[Reader-list] Sri Ram Sene & Pakistani Journalists at IIC Seminar & Indian Media Reportage

Kshmendra Kaul kshmendra2005 at yahoo.com
Tue Apr 21 19:20:04 IST 2009


Dear Venugopalan
 
It was already known from Indian Media reports that (to use your words)  "the sinister efforts of sri ram sene to disrupt the deliberations were buffed."
 
What I found interesting were Rahimullah Yusufzai's comments on the reportage by the (upper caste dominated) Indian Media. 
 
Some excerpts:
 
- Within minutes, the Indian TV channels were flashing 'breaking news' about an attack by activists of the radical Hindu group, Sri Rama Sene, on Pakistani journalists at the IIC. Soon the news was picked up by the Pakistani TV channels and sections of the world media. 
 
- Explaining the episode to concerned well-wishers wasn't easy because most of the media, as usual, had misreported the incident. 
 
- Reporters not present at the IIC were getting bits of information from secondary sources and passing it on unverified to their news organisations. 
 
- The end-product comprised half-truths. A Sri Rama Sene member being pushed out of the auditorium was identified as a Pakistani journalist and so on.

- Contrary to the headlines, none of us was manhandled. In fact, we were sitting on the stage in the large auditorium of the IIC while the Sri Rama Sene members, their numbers ranging from four to 10 to 30 according to different accounts, were seated in the back and in no position to harm us. 
 
Kshmendra


--- On Tue, 4/21/09, Venugopalan K M <kmvenuannur at gmail.com> wrote:

From: Venugopalan K M <kmvenuannur at gmail.com>
Subject: Re: [Reader-list] Sri Ram Sene & Pakistani Journalists at IIC Seminar & Indian Media Reportage
To: kshmendra2005 at yahoo.com
Date: Tuesday, April 21, 2009, 6:12 PM


Fine to hear that the sinister efforts of sri ram sene to disrupt the deliberations were buffed.


On Tue, Apr 21, 2009 at 3:24 PM, Kshmendra Kaul <kshmendra2005 at yahoo.com> wrote:

Rahimullah Yusufzai, the author of the piece reproduced below was the first journalist to interview Osama Bin Ladin. He is very highly respected and especially as an expert analyst on Afghanistan and the NWFP (North West Frontier Province) and FATA (Federally Administered Tribal Areas) in Pakistan.
 
Kshmendra
 
 
"The good, the bad and the ugly" 
 





Tuesday, April 21, 2009

By Rahimullah Yusufzai


"Is media jingoism fanning Indo-Pak tensions?" was the topic of a panel discussion at the sprawling India International Centre (IIC) in New Delhi on April 15. Indian and Pakistani journalists, along with celebrated writer Arundhati Roy, were discussing the issue in a cordial and friendly atmosphere when a small group of Hindu extremists decided to disrupt the proceedings. This was the kind of intolerance that scribes from the two neighbouring countries were hoping to confront in the media and in society at large.

» **Task directions**
Extend the mailing-list post about the disrupted IIC seminar, starting right after its last sentence.

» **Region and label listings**
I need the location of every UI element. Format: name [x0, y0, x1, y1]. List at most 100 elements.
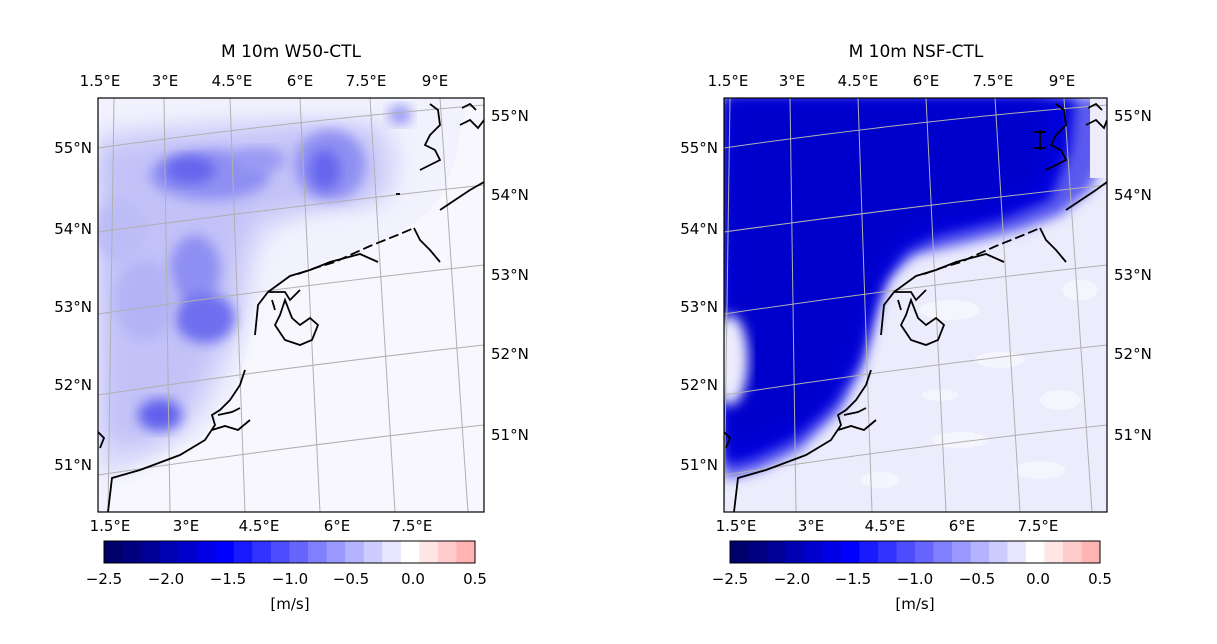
lat-label: 54°N [680, 220, 718, 238]
lat-label: 52°N [491, 345, 529, 363]
colorbar-cell [252, 541, 272, 563]
colorbar-cell [970, 541, 990, 563]
lat-label: 52°N [680, 376, 718, 394]
colorbar-cell [730, 541, 749, 563]
colorbar-unit: [m/s] [895, 595, 934, 613]
map-frame [97, 97, 485, 513]
colorbar-tick: 0.0 [401, 570, 425, 588]
colorbar-cell [767, 541, 786, 563]
colorbar-tick: 0.5 [1088, 570, 1112, 588]
colorbar-cell [841, 541, 860, 563]
colorbar-tick: −1.5 [835, 570, 871, 588]
lat-label: 51°N [680, 456, 718, 474]
lat-label: 55°N [680, 139, 718, 157]
colorbar-cell [878, 541, 897, 563]
colorbar-cell [915, 541, 934, 563]
colorbar-cell [989, 541, 1008, 563]
colorbar-cell [345, 541, 365, 563]
colorbar-cell [804, 541, 823, 563]
colorbar-tick: −0.5 [333, 570, 369, 588]
colorbar-cell [308, 541, 328, 563]
lon-label: 7.5°E [1018, 517, 1059, 535]
colorbar-cell [1063, 541, 1082, 563]
map-panel-nsf: M 10m NSF-CTL [680, 42, 1152, 613]
wind-deficit-field [724, 98, 1107, 488]
lat-label: 54°N [1114, 186, 1152, 204]
colorbar-cell [437, 541, 457, 563]
lon-label: 4.5°E [865, 517, 906, 535]
colorbar-cell [122, 541, 142, 563]
lon-label: 9°E [422, 72, 449, 90]
colorbar-cell [270, 541, 290, 563]
colorbar-tick: 0.0 [1026, 570, 1050, 588]
colorbar-tick: −0.5 [959, 570, 995, 588]
colorbar-cell [141, 541, 161, 563]
panel-title: M 10m W50-CTL [221, 42, 361, 62]
graticule [98, 98, 484, 512]
lon-label: 3°E [152, 72, 179, 90]
colorbar-cell [1081, 541, 1101, 563]
land-area [108, 98, 484, 512]
lat-label: 53°N [1114, 266, 1152, 284]
colorbar-cell [178, 541, 198, 563]
lon-label: 7.5°E [346, 72, 387, 90]
colorbar: −2.5 −2.0 −1.5 −1.0 −0.5 0.0 0.5 [m/s] [86, 540, 487, 613]
coastline [724, 102, 1107, 512]
lon-label: 6°E [913, 72, 940, 90]
lon-label: 6°E [287, 72, 314, 90]
colorbar-cell [822, 541, 842, 563]
lon-label: 7.5°E [973, 72, 1014, 90]
panel-title: M 10m NSF-CTL [849, 42, 984, 62]
colorbar-cell [215, 541, 235, 563]
colorbar-cell [933, 541, 953, 563]
colorbar: −2.5 −2.0 −1.5 −1.0 −0.5 0.0 0.5 [m/s] [712, 540, 1112, 613]
lon-label: 6°E [324, 517, 351, 535]
lat-label: 53°N [54, 298, 92, 316]
lon-label: 3°E [798, 517, 825, 535]
lat-label: 54°N [491, 186, 529, 204]
colorbar-tick: −1.5 [210, 570, 246, 588]
wind-deficit-field [98, 105, 412, 475]
lon-label: 9°E [1049, 72, 1076, 90]
lon-label: 4.5°E [239, 517, 280, 535]
lat-label: 55°N [491, 107, 529, 125]
colorbar-cell [104, 541, 124, 563]
map-frame [723, 97, 1108, 513]
lat-label: 52°N [54, 376, 92, 394]
lon-label: 1.5°E [90, 517, 131, 535]
lon-label: 4.5°E [212, 72, 253, 90]
colorbar-cell [233, 541, 253, 563]
lat-label: 53°N [491, 266, 529, 284]
colorbar-tick: 0.5 [463, 570, 487, 588]
lat-label: 55°N [1114, 107, 1152, 125]
lat-label: 52°N [1114, 345, 1152, 363]
colorbar-cell [196, 541, 216, 563]
lon-label: 6°E [949, 517, 976, 535]
colorbar-cell [456, 541, 476, 563]
colorbar-cell [363, 541, 383, 563]
colorbar-cell [159, 541, 179, 563]
coastline [98, 102, 484, 512]
colorbar-tick: −2.0 [148, 570, 184, 588]
colorbar-unit: [m/s] [270, 595, 309, 613]
lat-label: 53°N [680, 298, 718, 316]
colorbar-tick: −1.0 [897, 570, 933, 588]
lon-label: 1.5°E [80, 72, 121, 90]
colorbar-cell [419, 541, 439, 563]
colorbar-cell [326, 541, 346, 563]
map-panel-w50: M 10m W50-CTL [54, 42, 529, 613]
lon-label: 3°E [173, 517, 200, 535]
lon-label: 1.5°E [708, 72, 749, 90]
colorbar-cell [382, 541, 402, 563]
colorbar-cell [896, 541, 916, 563]
lon-label: 1.5°E [716, 517, 757, 535]
lon-label: 7.5°E [392, 517, 433, 535]
colorbar-cell [859, 541, 879, 563]
lon-label: 4.5°E [838, 72, 879, 90]
colorbar-cell [785, 541, 805, 563]
colorbar-tick: −1.0 [272, 570, 308, 588]
colorbar-cell [289, 541, 309, 563]
lon-label: 3°E [779, 72, 806, 90]
colorbar-tick: −2.5 [86, 570, 122, 588]
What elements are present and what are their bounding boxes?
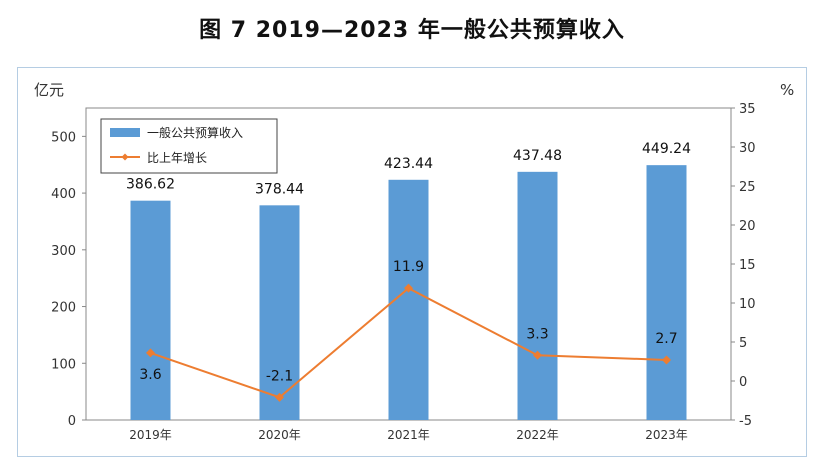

» **Response**
But the media, particularly the electronic one, has its own dynamics. Within minutes, the Indian TV channels were flashing 'breaking news' about an attack by activists of the radical Hindu group, Sri Rama Sene, on Pakistani journalists at the IIC. Soon the news was picked up by the Pakistani TV channels and sections of the world media. Before long, worried family members and friends started calling me and the other three Pakistani journalists – Beena Sarwar, Saeed Minhas and Muniba Kamal -- attending the seminar. Explaining the episode to concerned well-wishers wasn't easy because most of the media, as usual, had misreported the incident. Reporters not present at the IIC were getting bits of information from secondary sources and passing it on unverified to their news organisations. The end-product comprised half-truths. A Sri Rama Sene member being pushed out of the auditorium was identified as a Pakistani journalist and so on.

Contrary to the headlines, none of us was manhandled. In fact, we were sitting on the stage in the large auditorium of the IIC while the Sri Rama Sene members, their numbers ranging from four to 10 to 30 according to different accounts, were seated in the back and in no position to harm us. All they could do was to shout slogans like 'Pakistan Hai Hai' and 'Pakistan Murdabad' before the organisers and IIC security personnel threw them out of the auditorium. They had sneaked or forced their way into the hall because participation was by invitation and the invitees had to register themselves before entering the auditorium. The disruption caused was brief and the seminar proceeded as per schedule. The Sri Rama Sene activists were later pushed out of the IIC premises but none was detained by the over 50 policemen guarding the place. As happens so often in the Indo-Pak subcontinent, extra security was provided to us after the incident and cops were present in
 strength at The Indian Express and The Hindustan Times offices that we subsequently visited.

Members of the Sri Rama Sene, one of the several Hindu extremist groups that operate in India, failed to disrupt the Delhi seminar. Almost all those present at the packed IIC auditorium were Indians but none appeared to sympathise with the tactics used by the group. They wanted the panel discussion to continue and since I was speaking at the time, the organisers urged me to keep talking. It soon dawned on me that the Sri Rama Sene activists had started clapping in delight when I mentioned the kind of rabid anti-Pakistan articles and comments appearing in the Indian media following the November 26, 2008, Mumbai attacks. Some of the Indian writers and commentators had asked their government to attack and dismember Pakistan and end once and for all the source of terrorism directed against India. This had obviously delighted the handful of the uninvited Sri Rama Sene members in the auditorium and prompted them to do some clapping. However, they weren't
 pleased when one referred to comments appearing in sections of the Pakistani media regarding joint Indo-US plans to harm Pakistan. The mention of strong anti-India comments in the Pakistani print and electronic media wasn't to their liking and they responded by shouting anti-Pakistan and pro-India slogans.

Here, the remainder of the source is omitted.